→ **Directions for this task**:
Return each line in the records below that contains the word "separator".

→ **Supplied entries**:
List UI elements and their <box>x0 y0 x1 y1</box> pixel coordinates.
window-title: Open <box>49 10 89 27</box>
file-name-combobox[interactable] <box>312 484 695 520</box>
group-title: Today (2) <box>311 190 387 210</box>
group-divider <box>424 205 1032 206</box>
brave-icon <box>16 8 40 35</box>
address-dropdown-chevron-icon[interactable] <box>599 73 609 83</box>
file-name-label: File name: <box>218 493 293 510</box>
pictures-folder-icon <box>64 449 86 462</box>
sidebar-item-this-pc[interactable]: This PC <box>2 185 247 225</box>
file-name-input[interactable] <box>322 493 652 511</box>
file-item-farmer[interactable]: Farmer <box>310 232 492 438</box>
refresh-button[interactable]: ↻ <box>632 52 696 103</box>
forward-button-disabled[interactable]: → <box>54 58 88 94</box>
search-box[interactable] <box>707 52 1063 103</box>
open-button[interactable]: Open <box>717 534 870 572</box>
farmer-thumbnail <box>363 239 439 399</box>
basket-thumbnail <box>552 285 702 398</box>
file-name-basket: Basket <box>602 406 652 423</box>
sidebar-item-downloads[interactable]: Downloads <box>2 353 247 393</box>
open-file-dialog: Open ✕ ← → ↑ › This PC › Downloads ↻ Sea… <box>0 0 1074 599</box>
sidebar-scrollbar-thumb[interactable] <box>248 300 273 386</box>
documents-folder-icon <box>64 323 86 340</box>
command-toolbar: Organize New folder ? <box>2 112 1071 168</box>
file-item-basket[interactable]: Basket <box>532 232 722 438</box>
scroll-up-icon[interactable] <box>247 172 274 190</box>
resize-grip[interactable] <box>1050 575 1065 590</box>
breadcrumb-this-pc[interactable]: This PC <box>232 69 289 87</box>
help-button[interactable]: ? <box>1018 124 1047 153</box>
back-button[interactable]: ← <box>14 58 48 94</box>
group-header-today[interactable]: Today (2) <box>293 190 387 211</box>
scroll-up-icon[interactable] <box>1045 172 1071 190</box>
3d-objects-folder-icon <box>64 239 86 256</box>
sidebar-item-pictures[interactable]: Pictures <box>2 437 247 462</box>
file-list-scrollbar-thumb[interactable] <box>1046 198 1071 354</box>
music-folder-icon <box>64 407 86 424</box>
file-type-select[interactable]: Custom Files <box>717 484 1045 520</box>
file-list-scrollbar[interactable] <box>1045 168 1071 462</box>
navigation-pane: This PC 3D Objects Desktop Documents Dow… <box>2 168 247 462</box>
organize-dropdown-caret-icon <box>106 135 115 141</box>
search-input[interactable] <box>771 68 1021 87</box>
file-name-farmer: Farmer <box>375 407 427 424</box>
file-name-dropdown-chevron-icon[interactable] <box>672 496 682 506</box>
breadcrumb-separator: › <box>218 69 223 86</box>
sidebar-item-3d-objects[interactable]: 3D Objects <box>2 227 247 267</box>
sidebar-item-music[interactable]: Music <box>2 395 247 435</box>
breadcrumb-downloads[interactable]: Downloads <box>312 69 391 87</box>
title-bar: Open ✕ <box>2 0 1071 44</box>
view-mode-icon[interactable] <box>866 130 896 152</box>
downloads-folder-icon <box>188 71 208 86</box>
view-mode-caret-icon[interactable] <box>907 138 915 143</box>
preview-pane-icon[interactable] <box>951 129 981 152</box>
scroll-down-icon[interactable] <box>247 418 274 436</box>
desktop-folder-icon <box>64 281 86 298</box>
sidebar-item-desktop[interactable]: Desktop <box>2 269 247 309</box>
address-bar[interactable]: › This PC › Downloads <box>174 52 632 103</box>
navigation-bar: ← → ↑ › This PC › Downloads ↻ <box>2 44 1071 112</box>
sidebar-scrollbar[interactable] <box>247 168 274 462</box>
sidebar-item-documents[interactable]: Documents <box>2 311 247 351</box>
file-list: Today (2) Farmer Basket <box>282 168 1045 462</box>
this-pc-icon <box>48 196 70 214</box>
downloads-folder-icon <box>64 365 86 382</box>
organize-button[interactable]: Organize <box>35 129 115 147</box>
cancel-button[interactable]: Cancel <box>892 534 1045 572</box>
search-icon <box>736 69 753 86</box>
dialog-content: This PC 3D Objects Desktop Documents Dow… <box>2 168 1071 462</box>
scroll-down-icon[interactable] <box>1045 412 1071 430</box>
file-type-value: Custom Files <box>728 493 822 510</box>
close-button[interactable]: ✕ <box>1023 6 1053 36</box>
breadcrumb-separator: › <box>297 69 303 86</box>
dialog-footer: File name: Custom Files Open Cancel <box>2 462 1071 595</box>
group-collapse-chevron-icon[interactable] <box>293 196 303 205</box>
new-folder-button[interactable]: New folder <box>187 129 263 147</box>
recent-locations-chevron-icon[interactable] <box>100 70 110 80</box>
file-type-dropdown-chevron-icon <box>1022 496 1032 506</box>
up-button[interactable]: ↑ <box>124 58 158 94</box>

→ **Exercise answer**:
breadcrumb-separator: › <box>218 69 223 86</box>
breadcrumb-separator: › <box>297 69 303 86</box>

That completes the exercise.